Stored records:

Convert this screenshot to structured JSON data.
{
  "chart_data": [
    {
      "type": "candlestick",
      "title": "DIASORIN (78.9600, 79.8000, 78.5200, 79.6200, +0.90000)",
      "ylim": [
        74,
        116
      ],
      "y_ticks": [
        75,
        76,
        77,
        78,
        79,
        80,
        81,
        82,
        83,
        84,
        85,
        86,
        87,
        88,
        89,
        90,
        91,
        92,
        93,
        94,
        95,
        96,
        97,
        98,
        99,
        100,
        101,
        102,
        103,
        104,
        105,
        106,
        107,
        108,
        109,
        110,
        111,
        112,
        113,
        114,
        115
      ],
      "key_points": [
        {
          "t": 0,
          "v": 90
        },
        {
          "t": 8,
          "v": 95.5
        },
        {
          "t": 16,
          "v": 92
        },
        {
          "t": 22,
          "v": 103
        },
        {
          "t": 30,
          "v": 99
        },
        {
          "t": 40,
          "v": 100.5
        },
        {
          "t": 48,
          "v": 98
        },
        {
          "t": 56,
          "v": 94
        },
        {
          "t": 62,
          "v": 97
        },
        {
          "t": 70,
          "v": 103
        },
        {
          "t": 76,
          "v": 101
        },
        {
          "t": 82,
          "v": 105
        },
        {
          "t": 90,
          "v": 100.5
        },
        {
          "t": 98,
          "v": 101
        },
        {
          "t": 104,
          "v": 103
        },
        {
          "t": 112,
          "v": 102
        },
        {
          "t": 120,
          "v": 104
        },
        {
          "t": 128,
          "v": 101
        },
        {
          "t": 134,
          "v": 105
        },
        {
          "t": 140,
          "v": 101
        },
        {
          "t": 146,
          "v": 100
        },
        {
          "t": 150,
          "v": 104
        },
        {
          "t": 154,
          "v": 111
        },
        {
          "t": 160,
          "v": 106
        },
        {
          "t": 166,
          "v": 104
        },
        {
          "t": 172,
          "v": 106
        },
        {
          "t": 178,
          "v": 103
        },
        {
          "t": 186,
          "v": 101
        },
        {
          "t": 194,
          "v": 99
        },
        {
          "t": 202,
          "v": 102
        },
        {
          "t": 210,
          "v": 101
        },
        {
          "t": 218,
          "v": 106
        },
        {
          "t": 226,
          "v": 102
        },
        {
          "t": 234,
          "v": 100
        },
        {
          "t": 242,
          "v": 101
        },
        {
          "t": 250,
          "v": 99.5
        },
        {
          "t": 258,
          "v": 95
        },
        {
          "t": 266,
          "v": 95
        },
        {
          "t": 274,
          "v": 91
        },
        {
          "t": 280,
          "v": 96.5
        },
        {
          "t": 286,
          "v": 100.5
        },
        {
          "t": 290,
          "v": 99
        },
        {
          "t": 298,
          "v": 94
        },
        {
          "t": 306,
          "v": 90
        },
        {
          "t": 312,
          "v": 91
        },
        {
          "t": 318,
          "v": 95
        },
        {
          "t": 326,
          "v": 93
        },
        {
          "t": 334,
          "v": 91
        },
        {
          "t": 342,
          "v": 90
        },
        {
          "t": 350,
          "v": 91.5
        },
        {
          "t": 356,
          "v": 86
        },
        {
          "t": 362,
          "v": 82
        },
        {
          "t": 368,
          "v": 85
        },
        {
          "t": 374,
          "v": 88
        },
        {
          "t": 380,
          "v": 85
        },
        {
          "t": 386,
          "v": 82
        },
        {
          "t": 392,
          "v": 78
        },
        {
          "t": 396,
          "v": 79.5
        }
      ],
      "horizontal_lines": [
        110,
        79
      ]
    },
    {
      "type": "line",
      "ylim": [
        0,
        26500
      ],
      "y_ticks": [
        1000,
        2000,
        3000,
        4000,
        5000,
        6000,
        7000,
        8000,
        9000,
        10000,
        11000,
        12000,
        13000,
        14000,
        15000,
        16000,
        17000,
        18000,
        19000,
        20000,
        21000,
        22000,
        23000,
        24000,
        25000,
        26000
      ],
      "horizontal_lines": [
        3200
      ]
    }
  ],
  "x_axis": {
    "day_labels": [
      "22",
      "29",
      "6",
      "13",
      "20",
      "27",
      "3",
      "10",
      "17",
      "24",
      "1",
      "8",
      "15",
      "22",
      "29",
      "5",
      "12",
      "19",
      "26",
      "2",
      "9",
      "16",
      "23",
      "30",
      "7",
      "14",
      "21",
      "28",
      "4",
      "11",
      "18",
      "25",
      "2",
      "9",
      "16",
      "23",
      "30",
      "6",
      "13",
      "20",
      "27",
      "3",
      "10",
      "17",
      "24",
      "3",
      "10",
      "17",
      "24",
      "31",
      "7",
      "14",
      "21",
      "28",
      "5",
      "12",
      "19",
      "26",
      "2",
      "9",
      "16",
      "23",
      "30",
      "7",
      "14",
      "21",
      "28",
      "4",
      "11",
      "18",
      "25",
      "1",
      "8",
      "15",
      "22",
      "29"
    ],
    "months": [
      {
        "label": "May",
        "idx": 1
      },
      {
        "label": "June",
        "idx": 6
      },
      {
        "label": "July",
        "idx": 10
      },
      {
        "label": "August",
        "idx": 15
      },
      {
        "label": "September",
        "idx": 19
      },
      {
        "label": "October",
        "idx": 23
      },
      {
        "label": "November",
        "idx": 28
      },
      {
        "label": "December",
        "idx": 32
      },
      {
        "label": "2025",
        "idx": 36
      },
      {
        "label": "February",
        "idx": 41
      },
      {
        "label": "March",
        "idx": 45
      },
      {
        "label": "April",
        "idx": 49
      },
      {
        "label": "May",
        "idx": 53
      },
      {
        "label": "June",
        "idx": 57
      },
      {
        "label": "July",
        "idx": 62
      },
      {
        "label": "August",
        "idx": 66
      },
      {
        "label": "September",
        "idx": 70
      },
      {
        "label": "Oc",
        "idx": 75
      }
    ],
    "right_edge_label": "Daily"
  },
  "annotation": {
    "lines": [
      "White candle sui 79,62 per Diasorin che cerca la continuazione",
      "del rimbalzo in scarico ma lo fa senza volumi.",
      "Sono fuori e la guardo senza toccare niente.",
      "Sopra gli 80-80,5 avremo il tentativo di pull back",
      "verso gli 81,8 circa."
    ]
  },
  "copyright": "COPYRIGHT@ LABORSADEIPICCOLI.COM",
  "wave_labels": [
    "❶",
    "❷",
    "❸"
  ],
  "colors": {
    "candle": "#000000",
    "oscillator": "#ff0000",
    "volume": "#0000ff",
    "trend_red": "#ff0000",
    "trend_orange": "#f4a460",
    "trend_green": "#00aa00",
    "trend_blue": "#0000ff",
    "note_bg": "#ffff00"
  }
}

- **REQUEST**
Write out all the records above again, exactly as they stand.

- **OUTPUT BELOW**
Convert this screenshot to structured JSON data.
{
  "chart_data": [
    {
      "type": "candlestick",
      "title": "DIASORIN (78.9600, 79.8000, 78.5200, 79.6200, +0.90000)",
      "ylim": [
        74,
        116
      ],
      "y_ticks": [
        75,
        76,
        77,
        78,
        79,
        80,
        81,
        82,
        83,
        84,
        85,
        86,
        87,
        88,
        89,
        90,
        91,
        92,
        93,
        94,
        95,
        96,
        97,
        98,
        99,
        100,
        101,
        102,
        103,
        104,
        105,
        106,
        107,
        108,
        109,
        110,
        111,
        112,
        113,
        114,
        115
      ],
      "key_points": [
        {
          "t": 0,
          "v": 90
        },
        {
          "t": 8,
          "v": 95.5
        },
        {
          "t": 16,
          "v": 92
        },
        {
          "t": 22,
          "v": 103
        },
        {
          "t": 30,
          "v": 99
        },
        {
          "t": 40,
          "v": 100.5
        },
        {
          "t": 48,
          "v": 98
        },
        {
          "t": 56,
          "v": 94
        },
        {
          "t": 62,
          "v": 97
        },
        {
          "t": 70,
          "v": 103
        },
        {
          "t": 76,
          "v": 101
        },
        {
          "t": 82,
          "v": 105
        },
        {
          "t": 90,
          "v": 100.5
        },
        {
          "t": 98,
          "v": 101
        },
        {
          "t": 104,
          "v": 103
        },
        {
          "t": 112,
          "v": 102
        },
        {
          "t": 120,
          "v": 104
        },
        {
          "t": 128,
          "v": 101
        },
        {
          "t": 134,
          "v": 105
        },
        {
          "t": 140,
          "v": 101
        },
        {
          "t": 146,
          "v": 100
        },
        {
          "t": 150,
          "v": 104
        },
        {
          "t": 154,
          "v": 111
        },
        {
          "t": 160,
          "v": 106
        },
        {
          "t": 166,
          "v": 104
        },
        {
          "t": 172,
          "v": 106
        },
        {
          "t": 178,
          "v": 103
        },
        {
          "t": 186,
          "v": 101
        },
        {
          "t": 194,
          "v": 99
        },
        {
          "t": 202,
          "v": 102
        },
        {
          "t": 210,
          "v": 101
        },
        {
          "t": 218,
          "v": 106
        },
        {
          "t": 226,
          "v": 102
        },
        {
          "t": 234,
          "v": 100
        },
        {
          "t": 242,
          "v": 101
        },
        {
          "t": 250,
          "v": 99.5
        },
        {
          "t": 258,
          "v": 95
        },
        {
          "t": 266,
          "v": 95
        },
        {
          "t": 274,
          "v": 91
        },
        {
          "t": 280,
          "v": 96.5
        },
        {
          "t": 286,
          "v": 100.5
        },
        {
          "t": 290,
          "v": 99
        },
        {
          "t": 298,
          "v": 94
        },
        {
          "t": 306,
          "v": 90
        },
        {
          "t": 312,
          "v": 91
        },
        {
          "t": 318,
          "v": 95
        },
        {
          "t": 326,
          "v": 93
        },
        {
          "t": 334,
          "v": 91
        },
        {
          "t": 342,
          "v": 90
        },
        {
          "t": 350,
          "v": 91.5
        },
        {
          "t": 356,
          "v": 86
        },
        {
          "t": 362,
          "v": 82
        },
        {
          "t": 368,
          "v": 85
        },
        {
          "t": 374,
          "v": 88
        },
        {
          "t": 380,
          "v": 85
        },
        {
          "t": 386,
          "v": 82
        },
        {
          "t": 392,
          "v": 78
        },
        {
          "t": 396,
          "v": 79.5
        }
      ],
      "horizontal_lines": [
        110,
        79
      ]
    },
    {
      "type": "line",
      "ylim": [
        0,
        26500
      ],
      "y_ticks": [
        1000,
        2000,
        3000,
        4000,
        5000,
        6000,
        7000,
        8000,
        9000,
        10000,
        11000,
        12000,
        13000,
        14000,
        15000,
        16000,
        17000,
        18000,
        19000,
        20000,
        21000,
        22000,
        23000,
        24000,
        25000,
        26000
      ],
      "horizontal_lines": [
        3200
      ]
    }
  ],
  "x_axis": {
    "day_labels": [
      "22",
      "29",
      "6",
      "13",
      "20",
      "27",
      "3",
      "10",
      "17",
      "24",
      "1",
      "8",
      "15",
      "22",
      "29",
      "5",
      "12",
      "19",
      "26",
      "2",
      "9",
      "16",
      "23",
      "30",
      "7",
      "14",
      "21",
      "28",
      "4",
      "11",
      "18",
      "25",
      "2",
      "9",
      "16",
      "23",
      "30",
      "6",
      "13",
      "20",
      "27",
      "3",
      "10",
      "17",
      "24",
      "3",
      "10",
      "17",
      "24",
      "31",
      "7",
      "14",
      "21",
      "28",
      "5",
      "12",
      "19",
      "26",
      "2",
      "9",
      "16",
      "23",
      "30",
      "7",
      "14",
      "21",
      "28",
      "4",
      "11",
      "18",
      "25",
      "1",
      "8",
      "15",
      "22",
      "29"
    ],
    "months": [
      {
        "label": "May",
        "idx": 1
      },
      {
        "label": "June",
        "idx": 6
      },
      {
        "label": "July",
        "idx": 10
      },
      {
        "label": "August",
        "idx": 15
      },
      {
        "label": "September",
        "idx": 19
      },
      {
        "label": "October",
        "idx": 23
      },
      {
        "label": "November",
        "idx": 28
      },
      {
        "label": "December",
        "idx": 32
      },
      {
        "label": "2025",
        "idx": 36
      },
      {
        "label": "February",
        "idx": 41
      },
      {
        "label": "March",
        "idx": 45
      },
      {
        "label": "April",
        "idx": 49
      },
      {
        "label": "May",
        "idx": 53
      },
      {
        "label": "June",
        "idx": 57
      },
      {
        "label": "July",
        "idx": 62
      },
      {
        "label": "August",
        "idx": 66
      },
      {
        "label": "September",
        "idx": 70
      },
      {
        "label": "Oc",
        "idx": 75
      }
    ],
    "right_edge_label": "Daily"
  },
  "annotation": {
    "lines": [
      "White candle sui 79,62 per Diasorin che cerca la continuazione",
      "del rimbalzo in scarico ma lo fa senza volumi.",
      "Sono fuori e la guardo senza toccare niente.",
      "Sopra gli 80-80,5 avremo il tentativo di pull back",
      "verso gli 81,8 circa."
    ]
  },
  "copyright": "COPYRIGHT@ LABORSADEIPICCOLI.COM",
  "wave_labels": [
    "❶",
    "❷",
    "❸"
  ],
  "colors": {
    "candle": "#000000",
    "oscillator": "#ff0000",
    "volume": "#0000ff",
    "trend_red": "#ff0000",
    "trend_orange": "#f4a460",
    "trend_green": "#00aa00",
    "trend_blue": "#0000ff",
    "note_bg": "#ffff00"
  }
}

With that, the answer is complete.